STATED TASK: Entries follow. Set all of them down as they stand.

--------------------

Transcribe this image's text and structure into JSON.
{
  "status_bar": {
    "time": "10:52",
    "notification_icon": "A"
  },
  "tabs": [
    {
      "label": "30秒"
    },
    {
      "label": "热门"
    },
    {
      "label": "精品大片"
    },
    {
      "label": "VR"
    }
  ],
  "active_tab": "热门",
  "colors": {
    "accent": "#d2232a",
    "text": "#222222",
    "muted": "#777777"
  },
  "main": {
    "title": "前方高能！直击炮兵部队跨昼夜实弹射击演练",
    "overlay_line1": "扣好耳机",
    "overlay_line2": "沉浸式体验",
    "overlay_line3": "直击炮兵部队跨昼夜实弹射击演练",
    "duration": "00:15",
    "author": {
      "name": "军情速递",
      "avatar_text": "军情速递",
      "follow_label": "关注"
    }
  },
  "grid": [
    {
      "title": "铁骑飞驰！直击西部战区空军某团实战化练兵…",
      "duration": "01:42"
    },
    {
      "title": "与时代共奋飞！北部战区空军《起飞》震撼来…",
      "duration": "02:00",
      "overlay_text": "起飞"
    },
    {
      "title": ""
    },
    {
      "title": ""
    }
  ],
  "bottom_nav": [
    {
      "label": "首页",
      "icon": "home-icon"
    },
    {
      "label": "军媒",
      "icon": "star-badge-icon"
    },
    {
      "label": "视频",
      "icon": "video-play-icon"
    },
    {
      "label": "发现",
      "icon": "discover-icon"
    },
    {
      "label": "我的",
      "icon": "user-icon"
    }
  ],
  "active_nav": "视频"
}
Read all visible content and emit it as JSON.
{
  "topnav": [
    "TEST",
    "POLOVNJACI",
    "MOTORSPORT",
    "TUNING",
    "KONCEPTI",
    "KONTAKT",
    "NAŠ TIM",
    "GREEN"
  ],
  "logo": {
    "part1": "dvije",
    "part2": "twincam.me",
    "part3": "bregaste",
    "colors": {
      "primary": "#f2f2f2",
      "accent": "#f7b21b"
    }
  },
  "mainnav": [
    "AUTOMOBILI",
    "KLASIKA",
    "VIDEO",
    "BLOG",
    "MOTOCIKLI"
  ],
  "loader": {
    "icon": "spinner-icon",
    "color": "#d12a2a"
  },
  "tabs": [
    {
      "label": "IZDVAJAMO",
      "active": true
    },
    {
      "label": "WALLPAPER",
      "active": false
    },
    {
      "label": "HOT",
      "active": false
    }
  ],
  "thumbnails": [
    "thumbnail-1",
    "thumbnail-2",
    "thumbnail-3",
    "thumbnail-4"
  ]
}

--------------------

RESULT:
Transcribe this image's text and structure into JSON.
{
  "status_bar": {
    "time": "10:52",
    "notification_icon": "A"
  },
  "tabs": [
    {
      "label": "30秒"
    },
    {
      "label": "热门"
    },
    {
      "label": "精品大片"
    },
    {
      "label": "VR"
    }
  ],
  "active_tab": "热门",
  "colors": {
    "accent": "#d2232a",
    "text": "#222222",
    "muted": "#777777"
  },
  "main": {
    "title": "前方高能！直击炮兵部队跨昼夜实弹射击演练",
    "overlay_line1": "扣好耳机",
    "overlay_line2": "沉浸式体验",
    "overlay_line3": "直击炮兵部队跨昼夜实弹射击演练",
    "duration": "00:15",
    "author": {
      "name": "军情速递",
      "avatar_text": "军情速递",
      "follow_label": "关注"
    }
  },
  "grid": [
    {
      "title": "铁骑飞驰！直击西部战区空军某团实战化练兵…",
      "duration": "01:42"
    },
    {
      "title": "与时代共奋飞！北部战区空军《起飞》震撼来…",
      "duration": "02:00",
      "overlay_text": "起飞"
    },
    {
      "title": ""
    },
    {
      "title": ""
    }
  ],
  "bottom_nav": [
    {
      "label": "首页",
      "icon": "home-icon"
    },
    {
      "label": "军媒",
      "icon": "star-badge-icon"
    },
    {
      "label": "视频",
      "icon": "video-play-icon"
    },
    {
      "label": "发现",
      "icon": "discover-icon"
    },
    {
      "label": "我的",
      "icon": "user-icon"
    }
  ],
  "active_nav": "视频"
}
Read all visible content and emit it as JSON.
{
  "topnav": [
    "TEST",
    "POLOVNJACI",
    "MOTORSPORT",
    "TUNING",
    "KONCEPTI",
    "KONTAKT",
    "NAŠ TIM",
    "GREEN"
  ],
  "logo": {
    "part1": "dvije",
    "part2": "twincam.me",
    "part3": "bregaste",
    "colors": {
      "primary": "#f2f2f2",
      "accent": "#f7b21b"
    }
  },
  "mainnav": [
    "AUTOMOBILI",
    "KLASIKA",
    "VIDEO",
    "BLOG",
    "MOTOCIKLI"
  ],
  "loader": {
    "icon": "spinner-icon",
    "color": "#d12a2a"
  },
  "tabs": [
    {
      "label": "IZDVAJAMO",
      "active": true
    },
    {
      "label": "WALLPAPER",
      "active": false
    },
    {
      "label": "HOT",
      "active": false
    }
  ],
  "thumbnails": [
    "thumbnail-1",
    "thumbnail-2",
    "thumbnail-3",
    "thumbnail-4"
  ]
}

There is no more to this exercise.